**Stored data**
------------

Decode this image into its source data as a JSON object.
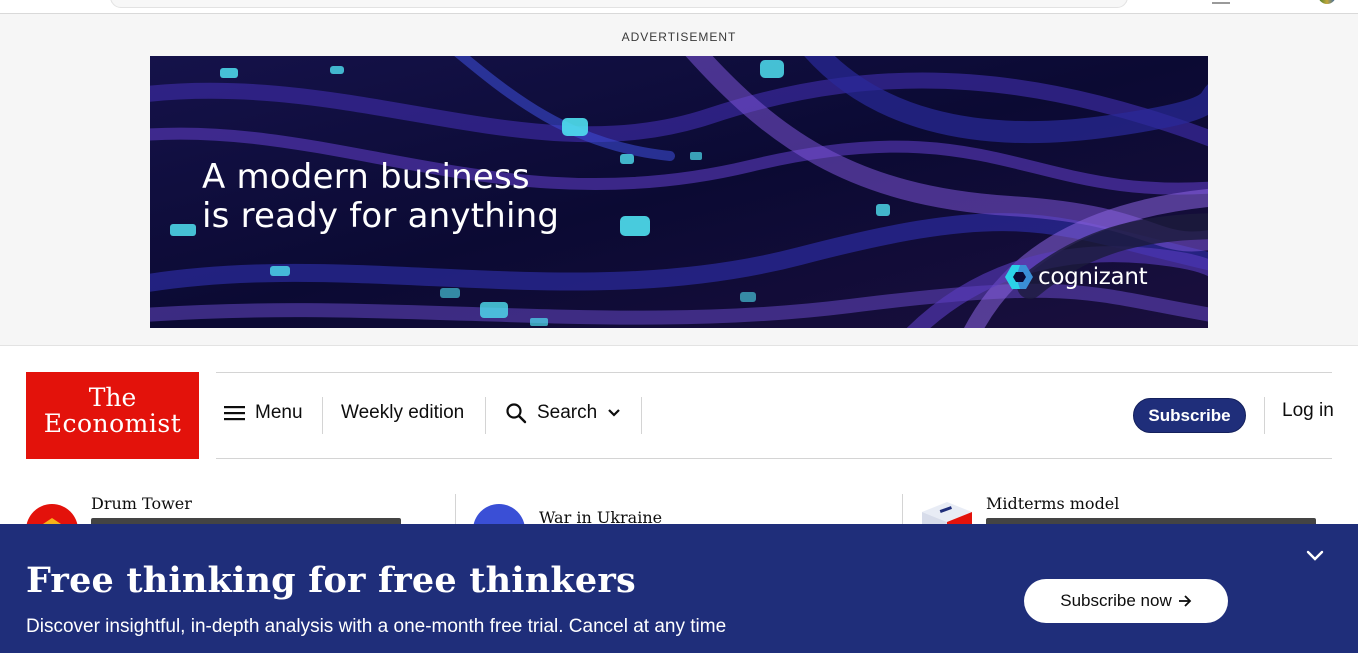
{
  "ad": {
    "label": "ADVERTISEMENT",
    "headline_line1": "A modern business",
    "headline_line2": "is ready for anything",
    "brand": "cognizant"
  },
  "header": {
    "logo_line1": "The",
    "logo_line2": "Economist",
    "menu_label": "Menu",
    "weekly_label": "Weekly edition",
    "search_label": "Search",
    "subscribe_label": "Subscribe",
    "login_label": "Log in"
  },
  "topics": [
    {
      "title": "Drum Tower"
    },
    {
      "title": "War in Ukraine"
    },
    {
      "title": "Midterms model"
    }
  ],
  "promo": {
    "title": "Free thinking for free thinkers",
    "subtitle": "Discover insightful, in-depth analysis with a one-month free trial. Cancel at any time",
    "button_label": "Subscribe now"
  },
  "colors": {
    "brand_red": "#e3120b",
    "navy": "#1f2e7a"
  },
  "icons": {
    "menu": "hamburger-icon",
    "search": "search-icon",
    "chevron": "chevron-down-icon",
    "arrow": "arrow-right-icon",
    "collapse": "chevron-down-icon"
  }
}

------------

**Task details**
Select every line where the word "chevron" occurs.

**Correct answer**
    "chevron": "chevron-down-icon",
    "collapse": "chevron-down-icon"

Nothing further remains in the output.